◆ Work to be completed ◆
Within the data that follows, how many lines carry the string "feat"? Give the number alone.

◆ Dataset content ◆
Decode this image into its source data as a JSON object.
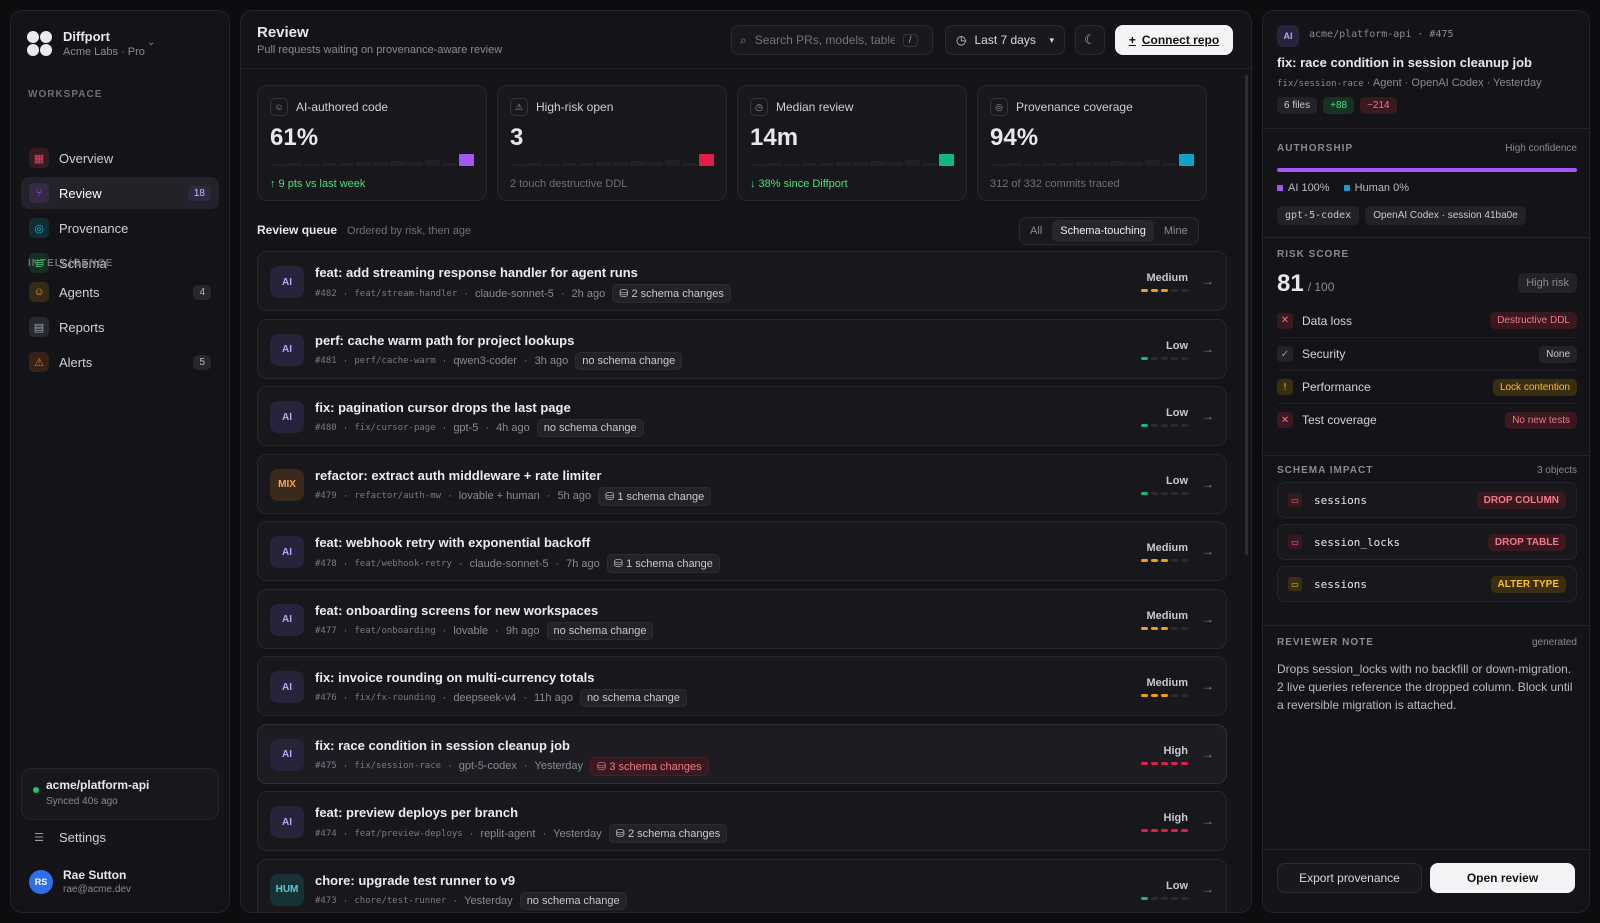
{
  "brand": {
    "name": "Diffport",
    "sub": "Acme Labs · Pro"
  },
  "sidebar": {
    "workspace_label": "WORKSPACE",
    "intelligence_label": "INTELLIGENCE",
    "workspace": [
      {
        "label": "Overview",
        "badge": "",
        "icon": "grid-icon",
        "color": "#f43f5e"
      },
      {
        "label": "Review",
        "badge": "18",
        "icon": "pull-request-icon",
        "color": "#a855f7"
      },
      {
        "label": "Provenance",
        "badge": "",
        "icon": "scan-icon",
        "color": "#06b6d4"
      },
      {
        "label": "Schema",
        "badge": "",
        "icon": "database-icon",
        "color": "#22c55e"
      }
    ],
    "intelligence": [
      {
        "label": "Agents",
        "badge": "4",
        "icon": "bot-icon",
        "color": "#f59e0b"
      },
      {
        "label": "Reports",
        "badge": "",
        "icon": "file-icon",
        "color": "#9ca3af"
      },
      {
        "label": "Alerts",
        "badge": "5",
        "icon": "warning-icon",
        "color": "#f97316"
      }
    ],
    "repo": {
      "name": "acme/platform-api",
      "sync": "Synced 40s ago"
    },
    "settings_label": "Settings",
    "user": {
      "initials": "RS",
      "name": "Rae Sutton",
      "email": "rae@acme.dev"
    }
  },
  "header": {
    "title": "Review",
    "subtitle": "Pull requests waiting on provenance-aware review",
    "search_placeholder": "Search PRs, models, tables",
    "search_kbd": "/",
    "range": "Last 7 days",
    "connect": "Connect repo"
  },
  "stats": [
    {
      "label": "AI-authored code",
      "value": "61%",
      "foot": "↑ 9 pts vs last week",
      "foot_color": "#4ade80",
      "accent": "#a855f7",
      "icon": "bot-icon"
    },
    {
      "label": "High-risk open",
      "value": "3",
      "foot": "2 touch destructive DDL",
      "foot_color": "#6f6f7a",
      "accent": "#e11d48",
      "icon": "warning-icon"
    },
    {
      "label": "Median review",
      "value": "14m",
      "foot": "↓ 38% since Diffport",
      "foot_color": "#4ade80",
      "accent": "#10b981",
      "icon": "clock-icon"
    },
    {
      "label": "Provenance coverage",
      "value": "94%",
      "foot": "312 of 332 commits traced",
      "foot_color": "#6f6f7a",
      "accent": "#0ea5c6",
      "icon": "scan-icon"
    }
  ],
  "queue": {
    "title": "Review queue",
    "subtitle": "Ordered by risk, then age",
    "filters": [
      "All",
      "Schema-touching",
      "Mine"
    ],
    "active_filter": "Schema-touching",
    "rows": [
      {
        "badge": "AI",
        "kind": "ai",
        "title": "feat: add streaming response handler for agent runs",
        "num": "#482",
        "branch": "feat/stream-handler",
        "model": "claude-sonnet-5",
        "age": "2h ago",
        "schema": "2 schema changes",
        "schema_icon": true,
        "schema_red": false,
        "risk": "Medium",
        "level": 3,
        "risk_color": "#f59e0b"
      },
      {
        "badge": "AI",
        "kind": "ai",
        "title": "perf: cache warm path for project lookups",
        "num": "#481",
        "branch": "perf/cache-warm",
        "model": "qwen3-coder",
        "age": "3h ago",
        "schema": "no schema change",
        "schema_icon": false,
        "schema_red": false,
        "risk": "Low",
        "level": 1,
        "risk_color": "#10b981"
      },
      {
        "badge": "AI",
        "kind": "ai",
        "title": "fix: pagination cursor drops the last page",
        "num": "#480",
        "branch": "fix/cursor-page",
        "model": "gpt-5",
        "age": "4h ago",
        "schema": "no schema change",
        "schema_icon": false,
        "schema_red": false,
        "risk": "Low",
        "level": 1,
        "risk_color": "#10b981"
      },
      {
        "badge": "MIX",
        "kind": "mix",
        "title": "refactor: extract auth middleware + rate limiter",
        "num": "#479",
        "branch": "refactor/auth-mw",
        "model": "lovable + human",
        "age": "5h ago",
        "schema": "1 schema change",
        "schema_icon": true,
        "schema_red": false,
        "risk": "Low",
        "level": 1,
        "risk_color": "#10b981"
      },
      {
        "badge": "AI",
        "kind": "ai",
        "title": "feat: webhook retry with exponential backoff",
        "num": "#478",
        "branch": "feat/webhook-retry",
        "model": "claude-sonnet-5",
        "age": "7h ago",
        "schema": "1 schema change",
        "schema_icon": true,
        "schema_red": false,
        "risk": "Medium",
        "level": 3,
        "risk_color": "#f59e0b"
      },
      {
        "badge": "AI",
        "kind": "ai",
        "title": "feat: onboarding screens for new workspaces",
        "num": "#477",
        "branch": "feat/onboarding",
        "model": "lovable",
        "age": "9h ago",
        "schema": "no schema change",
        "schema_icon": false,
        "schema_red": false,
        "risk": "Medium",
        "level": 3,
        "risk_color": "#f59e0b"
      },
      {
        "badge": "AI",
        "kind": "ai",
        "title": "fix: invoice rounding on multi-currency totals",
        "num": "#476",
        "branch": "fix/fx-rounding",
        "model": "deepseek-v4",
        "age": "11h ago",
        "schema": "no schema change",
        "schema_icon": false,
        "schema_red": false,
        "risk": "Medium",
        "level": 3,
        "risk_color": "#f59e0b"
      },
      {
        "badge": "AI",
        "kind": "ai",
        "title": "fix: race condition in session cleanup job",
        "num": "#475",
        "branch": "fix/session-race",
        "model": "gpt-5-codex",
        "age": "Yesterday",
        "schema": "3 schema changes",
        "schema_icon": true,
        "schema_red": true,
        "risk": "High",
        "level": 5,
        "risk_color": "#e11d48"
      },
      {
        "badge": "AI",
        "kind": "ai",
        "title": "feat: preview deploys per branch",
        "num": "#474",
        "branch": "feat/preview-deploys",
        "model": "replit-agent",
        "age": "Yesterday",
        "schema": "2 schema changes",
        "schema_icon": true,
        "schema_red": false,
        "risk": "High",
        "level": 5,
        "risk_color": "#e11d48"
      },
      {
        "badge": "HUM",
        "kind": "hum",
        "title": "chore: upgrade test runner to v9",
        "num": "#473",
        "branch": "chore/test-runner",
        "model": "",
        "age": "Yesterday",
        "schema": "no schema change",
        "schema_icon": false,
        "schema_red": false,
        "risk": "Low",
        "level": 1,
        "risk_color": "#10b981"
      }
    ]
  },
  "detail": {
    "badge": "AI",
    "repo": "acme/platform-api",
    "num": "#475",
    "title": "fix: race condition in session cleanup job",
    "branch": "fix/session-race",
    "agent": "Agent · OpenAI Codex",
    "age": "Yesterday",
    "files": "6 files",
    "additions": "+88",
    "deletions": "−214",
    "authorship": {
      "label": "AUTHORSHIP",
      "confidence": "High confidence",
      "ai_label": "AI 100%",
      "human_label": "Human 0%",
      "ai_fraction": 1.0,
      "model_tag": "gpt-5-codex",
      "session_tag": "OpenAI Codex · session 41ba0e"
    },
    "risk": {
      "label": "RISK SCORE",
      "score": "81",
      "max": "/ 100",
      "level": "High risk",
      "items": [
        {
          "label": "Data loss",
          "tag": "Destructive DDL",
          "status": "fail"
        },
        {
          "label": "Security",
          "tag": "None",
          "status": "pass"
        },
        {
          "label": "Performance",
          "tag": "Lock contention",
          "status": "warn"
        },
        {
          "label": "Test coverage",
          "tag": "No new tests",
          "status": "fail"
        }
      ]
    },
    "schema": {
      "label": "SCHEMA IMPACT",
      "count": "3 objects",
      "objects": [
        {
          "name": "sessions",
          "op": "DROP COLUMN",
          "severity": "danger"
        },
        {
          "name": "session_locks",
          "op": "DROP TABLE",
          "severity": "danger"
        },
        {
          "name": "sessions",
          "op": "ALTER TYPE",
          "severity": "warn"
        }
      ]
    },
    "note": {
      "label": "REVIEWER NOTE",
      "tag": "generated",
      "text": "Drops session_locks with no backfill or down-migration. 2 live queries reference the dropped column. Block until a reversible migration is attached."
    },
    "export_label": "Export provenance",
    "open_label": "Open review"
  }
}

◆ The response ◆
8